REQUIRED WORK: Within the records that follow, find every line containing the string "amuse". Copy those lines.

ENTRIES PROVIDED:

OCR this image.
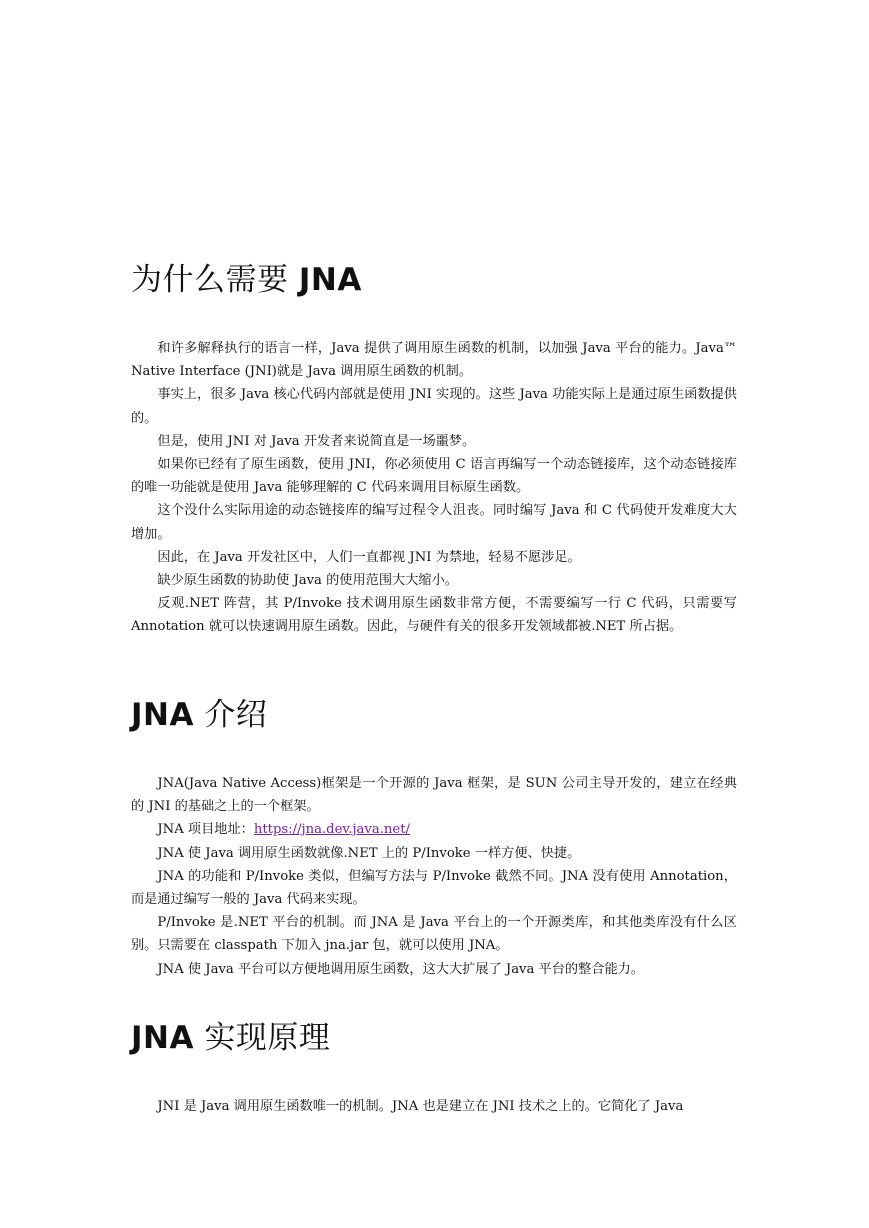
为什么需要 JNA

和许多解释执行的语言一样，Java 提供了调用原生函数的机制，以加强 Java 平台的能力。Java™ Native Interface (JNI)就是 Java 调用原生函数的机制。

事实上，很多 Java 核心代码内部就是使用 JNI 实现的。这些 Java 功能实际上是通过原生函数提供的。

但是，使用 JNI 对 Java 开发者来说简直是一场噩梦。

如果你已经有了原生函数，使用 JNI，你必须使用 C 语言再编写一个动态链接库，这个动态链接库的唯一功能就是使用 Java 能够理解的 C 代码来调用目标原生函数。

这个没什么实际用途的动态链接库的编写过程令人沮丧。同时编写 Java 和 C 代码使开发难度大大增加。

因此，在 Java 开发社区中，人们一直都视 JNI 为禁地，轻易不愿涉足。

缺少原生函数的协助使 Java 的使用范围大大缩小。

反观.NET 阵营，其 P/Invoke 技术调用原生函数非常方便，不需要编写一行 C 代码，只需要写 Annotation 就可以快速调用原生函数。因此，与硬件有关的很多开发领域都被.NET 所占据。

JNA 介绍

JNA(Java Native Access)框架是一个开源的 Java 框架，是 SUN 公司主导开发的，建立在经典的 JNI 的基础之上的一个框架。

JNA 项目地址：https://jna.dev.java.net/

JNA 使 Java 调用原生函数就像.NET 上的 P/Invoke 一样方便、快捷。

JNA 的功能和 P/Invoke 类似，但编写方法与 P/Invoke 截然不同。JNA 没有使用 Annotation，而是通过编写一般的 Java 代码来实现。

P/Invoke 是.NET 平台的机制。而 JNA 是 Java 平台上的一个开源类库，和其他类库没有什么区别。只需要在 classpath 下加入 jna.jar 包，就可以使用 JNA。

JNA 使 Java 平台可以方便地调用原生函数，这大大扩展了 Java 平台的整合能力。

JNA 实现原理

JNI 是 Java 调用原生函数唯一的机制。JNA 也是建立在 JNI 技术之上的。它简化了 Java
==
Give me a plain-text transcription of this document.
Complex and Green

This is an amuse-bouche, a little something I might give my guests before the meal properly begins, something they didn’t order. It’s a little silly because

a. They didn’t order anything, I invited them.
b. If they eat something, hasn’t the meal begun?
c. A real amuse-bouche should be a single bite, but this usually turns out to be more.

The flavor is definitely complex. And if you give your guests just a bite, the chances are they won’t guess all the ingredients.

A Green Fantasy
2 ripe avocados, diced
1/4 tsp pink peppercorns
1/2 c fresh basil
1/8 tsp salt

PROBLEM SOLUTION:
This is an amuse-bouche, a little something I might give my guests before the meal properly begins, something they didn’t order. It’s a little silly because
c. A real amuse-bouche should be a single bite, but this usually turns out to be more.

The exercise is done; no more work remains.